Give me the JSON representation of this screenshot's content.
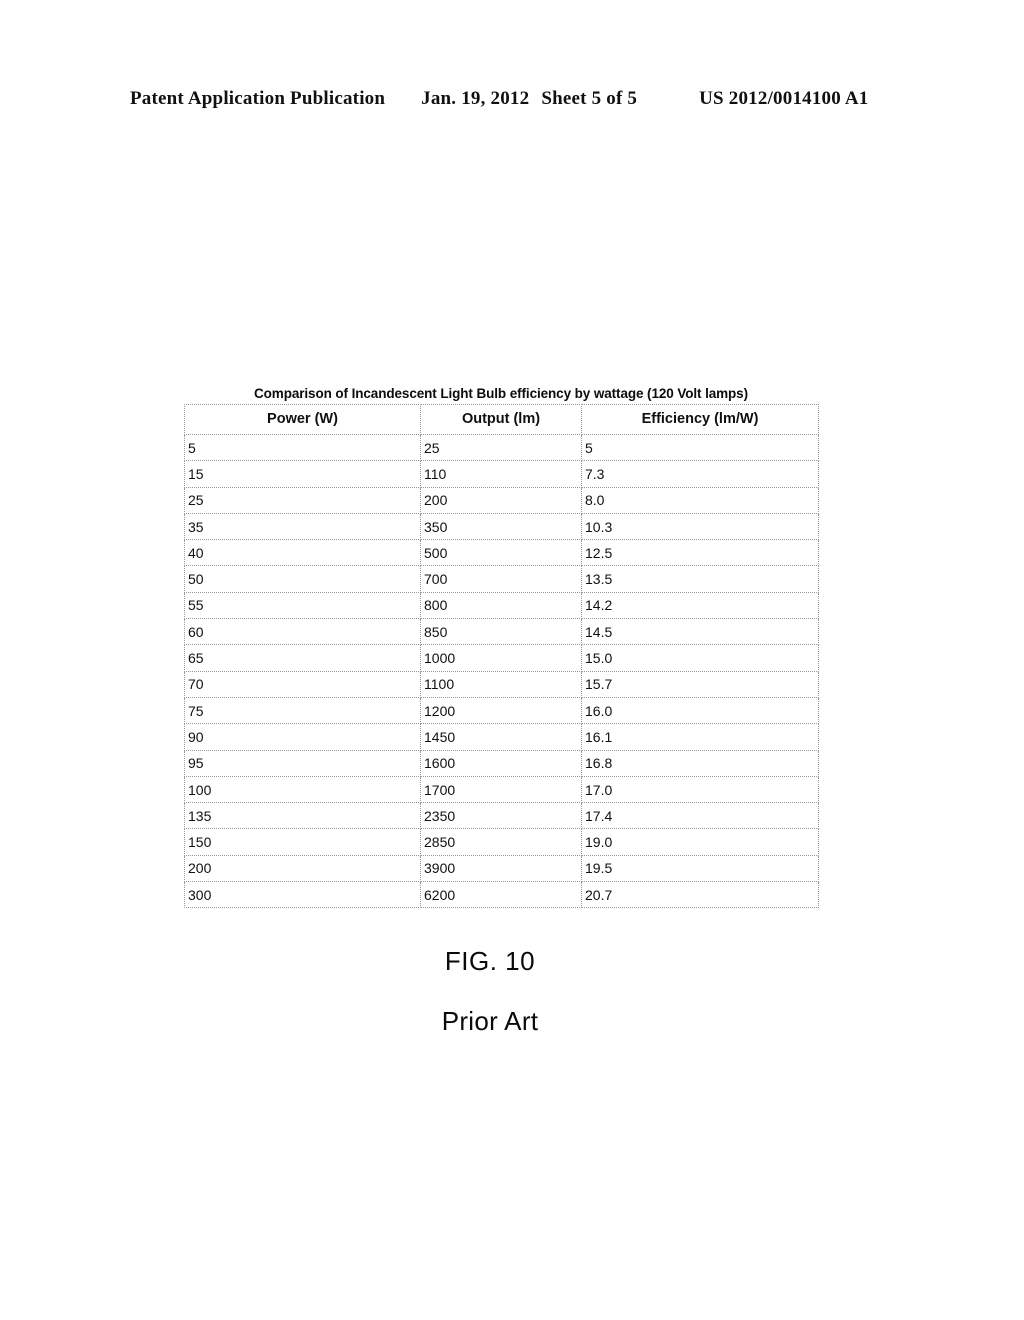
{
  "header": {
    "publication": "Patent Application Publication",
    "date": "Jan. 19, 2012",
    "sheet": "Sheet 5 of 5",
    "publication_number": "US 2012/0014100 A1"
  },
  "figure": {
    "table_title": "Comparison of Incandescent Light Bulb efficiency by wattage (120 Volt lamps)",
    "caption_label": "FIG. 10",
    "caption_sub": "Prior Art"
  },
  "chart_data": {
    "type": "table",
    "title": "Comparison of Incandescent Light Bulb efficiency by wattage (120 Volt lamps)",
    "columns": [
      "Power (W)",
      "Output (lm)",
      "Efficiency (lm/W)"
    ],
    "rows": [
      [
        "5",
        "25",
        "5"
      ],
      [
        "15",
        "110",
        "7.3"
      ],
      [
        "25",
        "200",
        "8.0"
      ],
      [
        "35",
        "350",
        "10.3"
      ],
      [
        "40",
        "500",
        "12.5"
      ],
      [
        "50",
        "700",
        "13.5"
      ],
      [
        "55",
        "800",
        "14.2"
      ],
      [
        "60",
        "850",
        "14.5"
      ],
      [
        "65",
        "1000",
        "15.0"
      ],
      [
        "70",
        "1100",
        "15.7"
      ],
      [
        "75",
        "1200",
        "16.0"
      ],
      [
        "90",
        "1450",
        "16.1"
      ],
      [
        "95",
        "1600",
        "16.8"
      ],
      [
        "100",
        "1700",
        "17.0"
      ],
      [
        "135",
        "2350",
        "17.4"
      ],
      [
        "150",
        "2850",
        "19.0"
      ],
      [
        "200",
        "3900",
        "19.5"
      ],
      [
        "300",
        "6200",
        "20.7"
      ]
    ],
    "xlabel": "Power (W)",
    "ylabel": "Efficiency (lm/W)",
    "series": [
      {
        "name": "Output (lm)",
        "values": [
          25,
          110,
          200,
          350,
          500,
          700,
          800,
          850,
          1000,
          1100,
          1200,
          1450,
          1600,
          1700,
          2350,
          2850,
          3900,
          6200
        ]
      },
      {
        "name": "Efficiency (lm/W)",
        "values": [
          5,
          7.3,
          8.0,
          10.3,
          12.5,
          13.5,
          14.2,
          14.5,
          15.0,
          15.7,
          16.0,
          16.1,
          16.8,
          17.0,
          17.4,
          19.0,
          19.5,
          20.7
        ]
      }
    ],
    "x": [
      5,
      15,
      25,
      35,
      40,
      50,
      55,
      60,
      65,
      70,
      75,
      90,
      95,
      100,
      135,
      150,
      200,
      300
    ]
  }
}
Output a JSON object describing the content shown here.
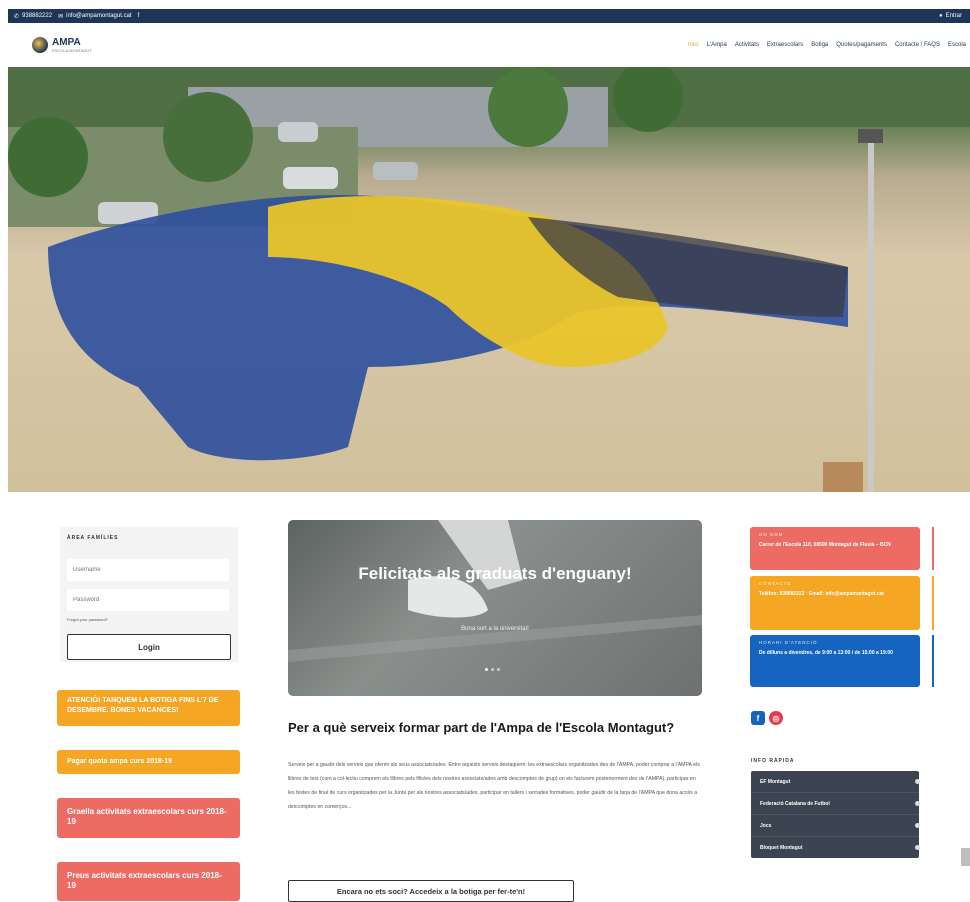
{
  "topbar": {
    "phone": "938882222",
    "email": "info@ampamontagut.cat",
    "facebook_glyph": "f",
    "right_label": "Entrar"
  },
  "header": {
    "logo_title": "AMPA",
    "logo_subtitle": "ESCOLA MONTAGUT",
    "nav": [
      "Inici",
      "L'Ampa",
      "Activitats",
      "Extraescolars",
      "Botiga",
      "Quotes/pagaments",
      "Contacte / FAQS",
      "Escola"
    ]
  },
  "login": {
    "title": "ÀREA FAMÍLIES",
    "username_placeholder": "Username",
    "password_placeholder": "Password",
    "forgot": "Forgot your password?",
    "button": "Login"
  },
  "promos": [
    {
      "text": "ATENCIÓ! TANQUEM LA BOTIGA FINS L'7 DE DESEMBRE. BONES VACANCES!",
      "color": "#f5a623"
    },
    {
      "text": "Pagar quota ampa curs 2018-19",
      "color": "#f5a623"
    },
    {
      "text": "Graella activitats extraescolars curs 2018-19",
      "color": "#ec6b63"
    },
    {
      "text": "Preus activitats extraescolars curs 2018-19",
      "color": "#ec6b63"
    }
  ],
  "slider": {
    "title": "Felicitats als graduats d'enguany!",
    "subtitle": "Bona sort a la universitat!",
    "active_dot": 0
  },
  "main": {
    "heading": "Per a què serveix formar part de l'Ampa de l'Escola Montagut?",
    "body": "Serveix per a gaudir dels serveis que oferim als seus associats/ades. Entre aquests serveis destaquem: les extraescolars organitzades des de l'AMPA, poder comprar a l'AMPA els llibres de text (com a col·lectiu comprem els llibres pels fills/es dels nostres associats/ades amb descomptes de grup) on els facturem posteriorment des de l'AMPA), participar en les festes de final de curs organitzades per la Junta per als nostres associats/ades, participar en tallers i xerrades formatives, poder gaudir de la tarja de l'AMPA que dona accés a descomptes en comerços...",
    "cta": "Encara no ets soci? Accedeix a la botiga per fer-te'n!"
  },
  "contact": [
    {
      "label": "ON SOM",
      "value": "Carrer de l'Escola 110, 08500 Montagut de Fluvià – BCN",
      "color": "#ec6b63"
    },
    {
      "label": "CONTACTE",
      "value": "Telèfon: 938882222 · Email: info@ampamontagut.cat",
      "color": "#f5a623"
    },
    {
      "label": "HORARI D'ATENCIÓ",
      "value": "De dilluns a divendres, de 9:00 a 13:00 i de 15:00 a 19:00",
      "color": "#1565c0"
    }
  ],
  "social": {
    "facebook": "f",
    "instagram": "◎",
    "facebook_color": "#1565c0",
    "instagram_color": "#e53950"
  },
  "quick_info": {
    "title": "INFO RÀPIDA",
    "items": [
      "EF Montagut",
      "Federació Catalana de Futbol",
      "Jocs",
      "Bloquet Montagut"
    ]
  }
}
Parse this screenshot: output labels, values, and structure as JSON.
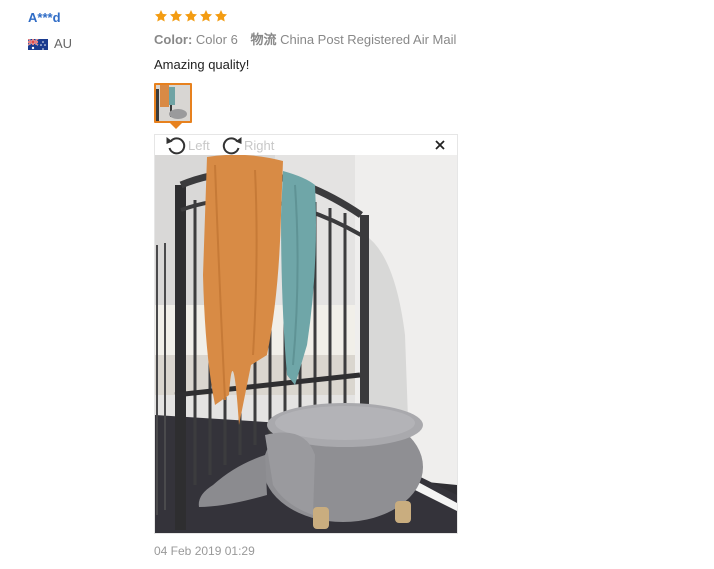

◆ ◆ ◆ ◆

§ **What to produce**:
Which lines above hold the word "text"? Copy each of them.

§ **Exercise output**:
      "text": "ATENCIÓ! TANQUEM LA BOTIGA FINS L'7 DE DESEMBRE. BONES VACANCES!",
      "text": "Pagar quota ampa curs 2018-19",
      "text": "Graella activitats extraescolars curs 2018-19",
      "text": "Preus activitats extraescolars curs 2018-19",
    "body": "Serveix per a gaudir dels serveis que oferim als seus associats/ades. Entre aquests serveis destaquem: les extraescolars organitzades des de l'AMPA, poder comprar a l'AMPA els llibres de text (com a col·lectiu comprem els llibres pels fills/es dels nostres associats/ades amb descomptes de grup) on els facturem posteriorment des de l'AMPA), participar en les festes de final de curs organitzades per la Junta per als nostres associats/ades, participar en tallers i xerrades formatives, poder gaudir de la tarja de l'AMPA que dona accés a descomptes en comerços...",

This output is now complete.